Records provided:
◇ ◇ ◇

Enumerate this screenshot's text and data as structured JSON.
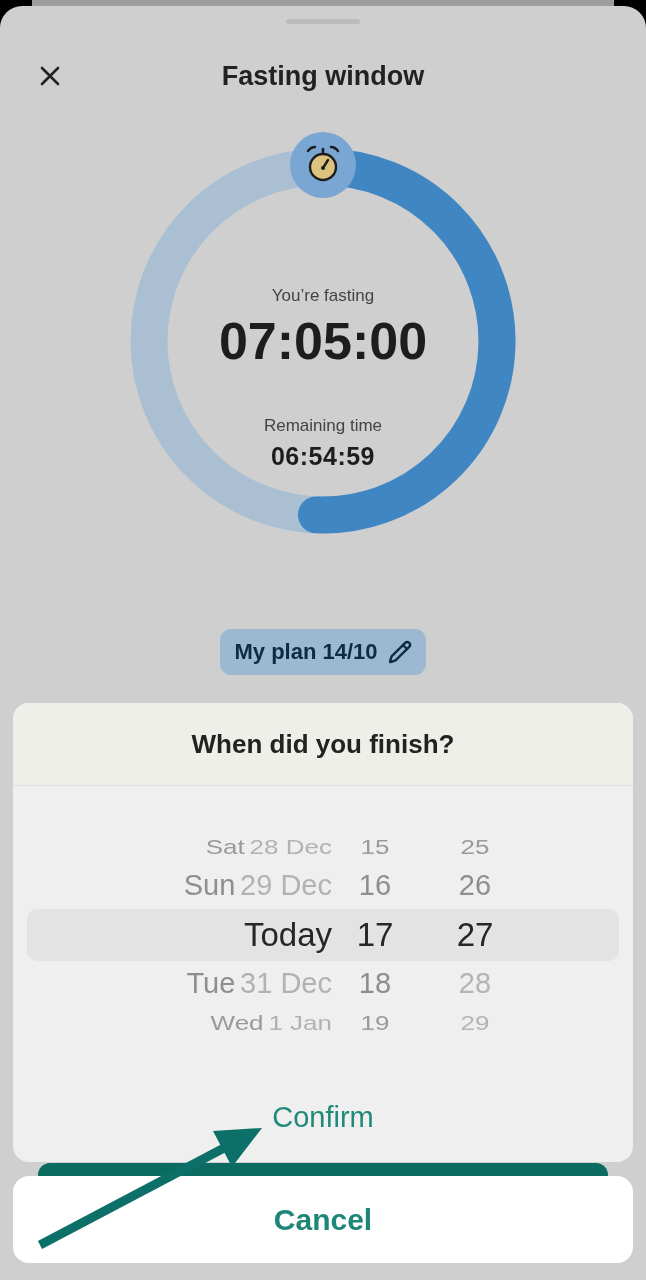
{
  "sheet": {
    "title": "Fasting window"
  },
  "timer": {
    "status": "You’re fasting",
    "elapsed": "07:05:00",
    "remaining_label": "Remaining time",
    "remaining": "06:54:59",
    "level": 0.506
  },
  "plan_button": {
    "label": "My plan 14/10"
  },
  "picker": {
    "title": "When did you finish?",
    "columns": [
      {
        "kind": "date",
        "items": [
          {
            "day": "Sat",
            "date": "28 Dec",
            "selected": false
          },
          {
            "day": "Sun",
            "date": "29 Dec",
            "selected": false
          },
          {
            "day": "Today",
            "selected": true
          },
          {
            "day": "Tue",
            "date": "31 Dec",
            "selected": false
          },
          {
            "day": "Wed",
            "date": "1 Jan",
            "selected": false
          }
        ]
      },
      {
        "kind": "hour",
        "items": [
          {
            "text": "15",
            "selected": false,
            "disabled": false
          },
          {
            "text": "16",
            "selected": false,
            "disabled": false
          },
          {
            "text": "17",
            "selected": true,
            "disabled": false
          },
          {
            "text": "18",
            "selected": false,
            "disabled": false
          },
          {
            "text": "19",
            "selected": false,
            "disabled": false
          }
        ]
      },
      {
        "kind": "minute",
        "items": [
          {
            "text": "25",
            "selected": false,
            "disabled": false
          },
          {
            "text": "26",
            "selected": false,
            "disabled": false
          },
          {
            "text": "27",
            "selected": true,
            "disabled": false
          },
          {
            "text": "28",
            "selected": false,
            "disabled": true
          },
          {
            "text": "29",
            "selected": false,
            "disabled": true
          }
        ]
      }
    ],
    "confirm": "Confirm"
  },
  "cancel": "Cancel"
}
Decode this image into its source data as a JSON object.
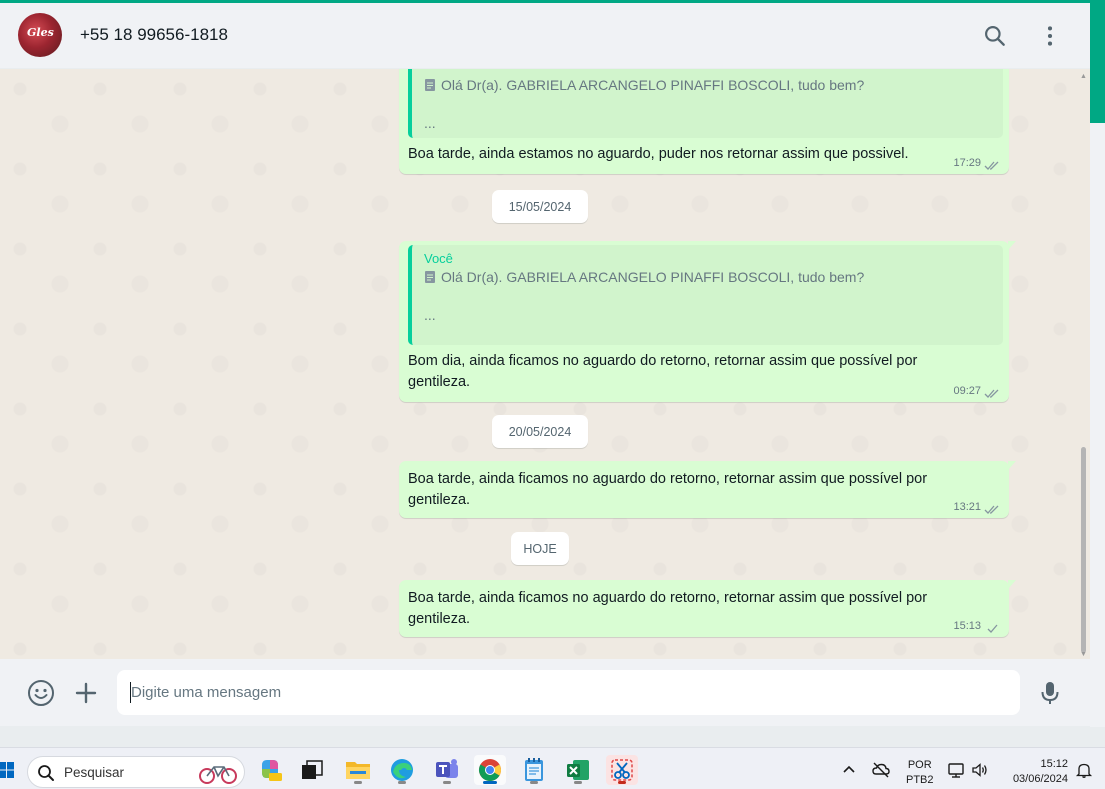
{
  "colors": {
    "accent": "#00a884",
    "chat_background": "#efeae2",
    "outgoing_bubble": "#d9fdd3",
    "header_background": "#f0f2f5",
    "read_ticks": "#8696a0"
  },
  "header": {
    "avatar_text": "Gles",
    "contact_name": "+55 18 99656-1818",
    "icons": [
      "search-icon",
      "menu-dots-icon"
    ]
  },
  "messages": [
    {
      "kind": "bubble",
      "quote": {
        "author": "",
        "line": "Olá Dr(a). GABRIELA ARCANGELO PINAFFI BOSCOLI, tudo bem?",
        "ellipsis": "..."
      },
      "text": "Boa tarde, ainda estamos no aguardo, puder nos retornar assim que possivel.",
      "time": "17:29",
      "status": "read"
    },
    {
      "kind": "date",
      "label": "15/05/2024"
    },
    {
      "kind": "bubble",
      "quote": {
        "author": "Você",
        "line": "Olá Dr(a). GABRIELA ARCANGELO PINAFFI BOSCOLI, tudo bem?",
        "ellipsis": "..."
      },
      "text": "Bom dia, ainda ficamos no aguardo do retorno, retornar assim que possível por gentileza.",
      "time": "09:27",
      "status": "read"
    },
    {
      "kind": "date",
      "label": "20/05/2024"
    },
    {
      "kind": "bubble",
      "text": "Boa tarde, ainda ficamos no aguardo do retorno, retornar assim que possível por gentileza.",
      "time": "13:21",
      "status": "read"
    },
    {
      "kind": "date",
      "label": "HOJE"
    },
    {
      "kind": "bubble",
      "text": "Boa tarde, ainda ficamos no aguardo do retorno, retornar assim que possível por gentileza.",
      "time": "15:13",
      "status": "sent"
    }
  ],
  "composer": {
    "placeholder": "Digite uma mensagem",
    "value": "",
    "icons": [
      "emoji-icon",
      "plus-icon",
      "microphone-icon"
    ]
  },
  "taskbar": {
    "search_label": "Pesquisar",
    "apps": [
      "copilot-icon",
      "task-view-icon",
      "file-explorer-icon",
      "edge-icon",
      "teams-icon",
      "chrome-icon",
      "notepad-icon",
      "excel-icon",
      "snipping-tool-icon"
    ],
    "active_app": "chrome-icon",
    "language_line1": "POR",
    "language_line2": "PTB2",
    "time": "15:12",
    "date": "03/06/2024"
  }
}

◇ ◇ ◇

Written instruction: The material above holds pictures; copy everything else in it exactly.

Exercise solution:
Enumerate this screenshot's text and data as structured JSON.
{
  "sheet": {
    "title": "Fasting window"
  },
  "timer": {
    "status": "You’re fasting",
    "elapsed": "07:05:00",
    "remaining_label": "Remaining time",
    "remaining": "06:54:59",
    "level": 0.506
  },
  "plan_button": {
    "label": "My plan 14/10"
  },
  "picker": {
    "title": "When did you finish?",
    "columns": [
      {
        "kind": "date",
        "items": [
          {
            "day": "Sat",
            "date": "28 Dec",
            "selected": false
          },
          {
            "day": "Sun",
            "date": "29 Dec",
            "selected": false
          },
          {
            "day": "Today",
            "selected": true
          },
          {
            "day": "Tue",
            "date": "31 Dec",
            "selected": false
          },
          {
            "day": "Wed",
            "date": "1 Jan",
            "selected": false
          }
        ]
      },
      {
        "kind": "hour",
        "items": [
          {
            "text": "15",
            "selected": false,
            "disabled": false
          },
          {
            "text": "16",
            "selected": false,
            "disabled": false
          },
          {
            "text": "17",
            "selected": true,
            "disabled": false
          },
          {
            "text": "18",
            "selected": false,
            "disabled": false
          },
          {
            "text": "19",
            "selected": false,
            "disabled": false
          }
        ]
      },
      {
        "kind": "minute",
        "items": [
          {
            "text": "25",
            "selected": false,
            "disabled": false
          },
          {
            "text": "26",
            "selected": false,
            "disabled": false
          },
          {
            "text": "27",
            "selected": true,
            "disabled": false
          },
          {
            "text": "28",
            "selected": false,
            "disabled": true
          },
          {
            "text": "29",
            "selected": false,
            "disabled": true
          }
        ]
      }
    ],
    "confirm": "Confirm"
  },
  "cancel": "Cancel"
}
Decode this image into its source data as a JSON object.
{
  "colors": {
    "accent": "#00a884",
    "chat_background": "#efeae2",
    "outgoing_bubble": "#d9fdd3",
    "header_background": "#f0f2f5",
    "read_ticks": "#8696a0"
  },
  "header": {
    "avatar_text": "Gles",
    "contact_name": "+55 18 99656-1818",
    "icons": [
      "search-icon",
      "menu-dots-icon"
    ]
  },
  "messages": [
    {
      "kind": "bubble",
      "quote": {
        "author": "",
        "line": "Olá Dr(a). GABRIELA ARCANGELO PINAFFI BOSCOLI, tudo bem?",
        "ellipsis": "..."
      },
      "text": "Boa tarde, ainda estamos no aguardo, puder nos retornar assim que possivel.",
      "time": "17:29",
      "status": "read"
    },
    {
      "kind": "date",
      "label": "15/05/2024"
    },
    {
      "kind": "bubble",
      "quote": {
        "author": "Você",
        "line": "Olá Dr(a). GABRIELA ARCANGELO PINAFFI BOSCOLI, tudo bem?",
        "ellipsis": "..."
      },
      "text": "Bom dia, ainda ficamos no aguardo do retorno, retornar assim que possível por gentileza.",
      "time": "09:27",
      "status": "read"
    },
    {
      "kind": "date",
      "label": "20/05/2024"
    },
    {
      "kind": "bubble",
      "text": "Boa tarde, ainda ficamos no aguardo do retorno, retornar assim que possível por gentileza.",
      "time": "13:21",
      "status": "read"
    },
    {
      "kind": "date",
      "label": "HOJE"
    },
    {
      "kind": "bubble",
      "text": "Boa tarde, ainda ficamos no aguardo do retorno, retornar assim que possível por gentileza.",
      "time": "15:13",
      "status": "sent"
    }
  ],
  "composer": {
    "placeholder": "Digite uma mensagem",
    "value": "",
    "icons": [
      "emoji-icon",
      "plus-icon",
      "microphone-icon"
    ]
  },
  "taskbar": {
    "search_label": "Pesquisar",
    "apps": [
      "copilot-icon",
      "task-view-icon",
      "file-explorer-icon",
      "edge-icon",
      "teams-icon",
      "chrome-icon",
      "notepad-icon",
      "excel-icon",
      "snipping-tool-icon"
    ],
    "active_app": "chrome-icon",
    "language_line1": "POR",
    "language_line2": "PTB2",
    "time": "15:12",
    "date": "03/06/2024"
  }
}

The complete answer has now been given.